[Begin]

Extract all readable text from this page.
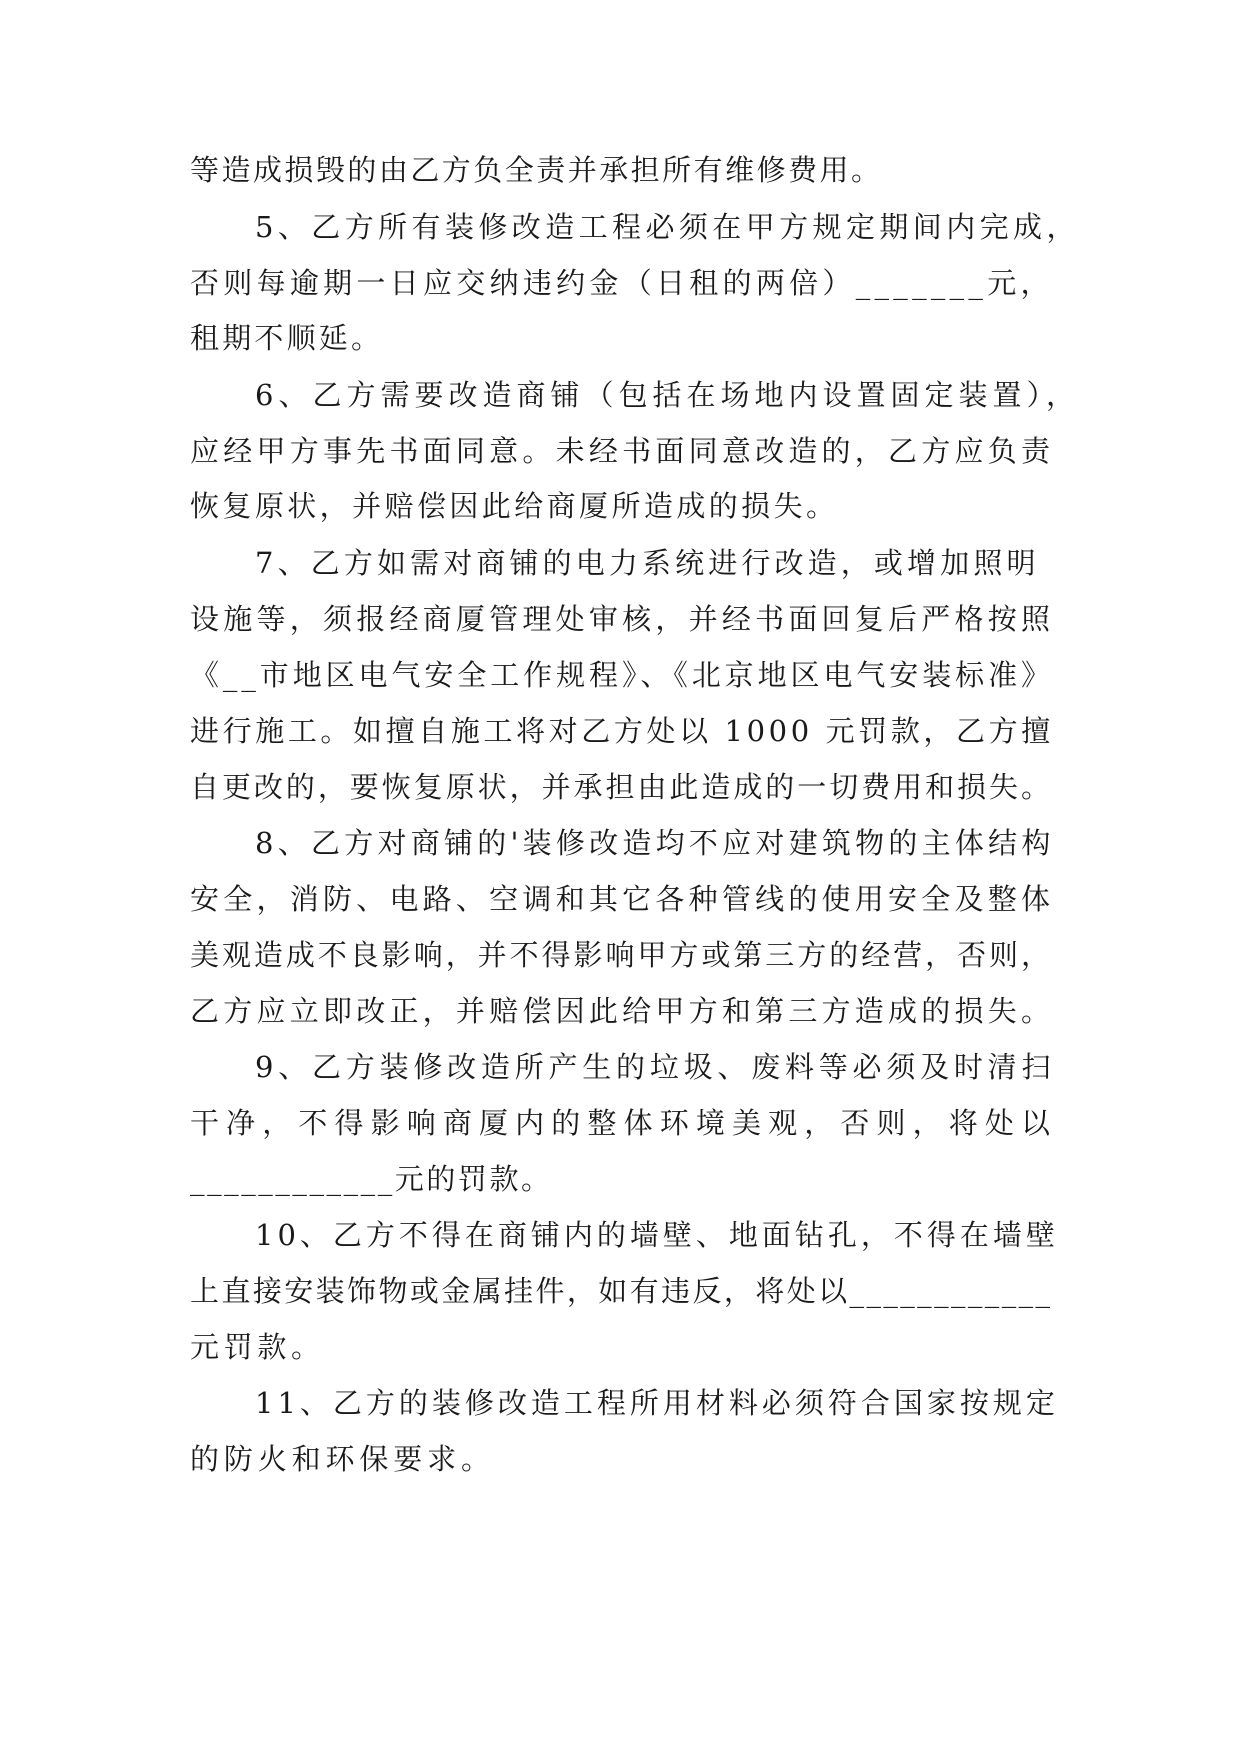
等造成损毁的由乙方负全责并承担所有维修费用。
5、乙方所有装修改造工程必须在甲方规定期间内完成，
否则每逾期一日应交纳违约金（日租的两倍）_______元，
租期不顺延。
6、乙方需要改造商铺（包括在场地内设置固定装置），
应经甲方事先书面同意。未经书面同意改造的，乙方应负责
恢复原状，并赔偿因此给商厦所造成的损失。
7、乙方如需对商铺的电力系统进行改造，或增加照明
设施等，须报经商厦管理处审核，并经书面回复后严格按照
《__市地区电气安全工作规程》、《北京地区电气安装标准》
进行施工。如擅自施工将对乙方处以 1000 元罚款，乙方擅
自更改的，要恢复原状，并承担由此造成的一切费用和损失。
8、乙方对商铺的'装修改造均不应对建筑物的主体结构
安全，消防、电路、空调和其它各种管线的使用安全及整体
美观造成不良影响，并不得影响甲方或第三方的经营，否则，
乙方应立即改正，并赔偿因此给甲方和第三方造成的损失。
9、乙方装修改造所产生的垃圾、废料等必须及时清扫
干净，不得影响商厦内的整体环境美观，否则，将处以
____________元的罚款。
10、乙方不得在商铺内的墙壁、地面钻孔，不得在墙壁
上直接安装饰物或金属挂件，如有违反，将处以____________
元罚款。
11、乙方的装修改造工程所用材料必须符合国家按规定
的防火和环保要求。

[End]

All entries are to be retyped exactly. Omit any embedded images.

Extract all readable text from this page.
等造成损毁的由乙方负全责并承担所有维修费用。
5、乙方所有装修改造工程必须在甲方规定期间内完成，
否则每逾期一日应交纳违约金（日租的两倍）_______元，
租期不顺延。
6、乙方需要改造商铺（包括在场地内设置固定装置），
应经甲方事先书面同意。未经书面同意改造的，乙方应负责
恢复原状，并赔偿因此给商厦所造成的损失。
7、乙方如需对商铺的电力系统进行改造，或增加照明
设施等，须报经商厦管理处审核，并经书面回复后严格按照
《__市地区电气安全工作规程》、《北京地区电气安装标准》
进行施工。如擅自施工将对乙方处以 1000 元罚款，乙方擅
自更改的，要恢复原状，并承担由此造成的一切费用和损失。
8、乙方对商铺的'装修改造均不应对建筑物的主体结构
安全，消防、电路、空调和其它各种管线的使用安全及整体
美观造成不良影响，并不得影响甲方或第三方的经营，否则，
乙方应立即改正，并赔偿因此给甲方和第三方造成的损失。
9、乙方装修改造所产生的垃圾、废料等必须及时清扫
干净，不得影响商厦内的整体环境美观，否则，将处以
____________元的罚款。
10、乙方不得在商铺内的墙壁、地面钻孔，不得在墙壁
上直接安装饰物或金属挂件，如有违反，将处以____________
元罚款。
11、乙方的装修改造工程所用材料必须符合国家按规定
的防火和环保要求。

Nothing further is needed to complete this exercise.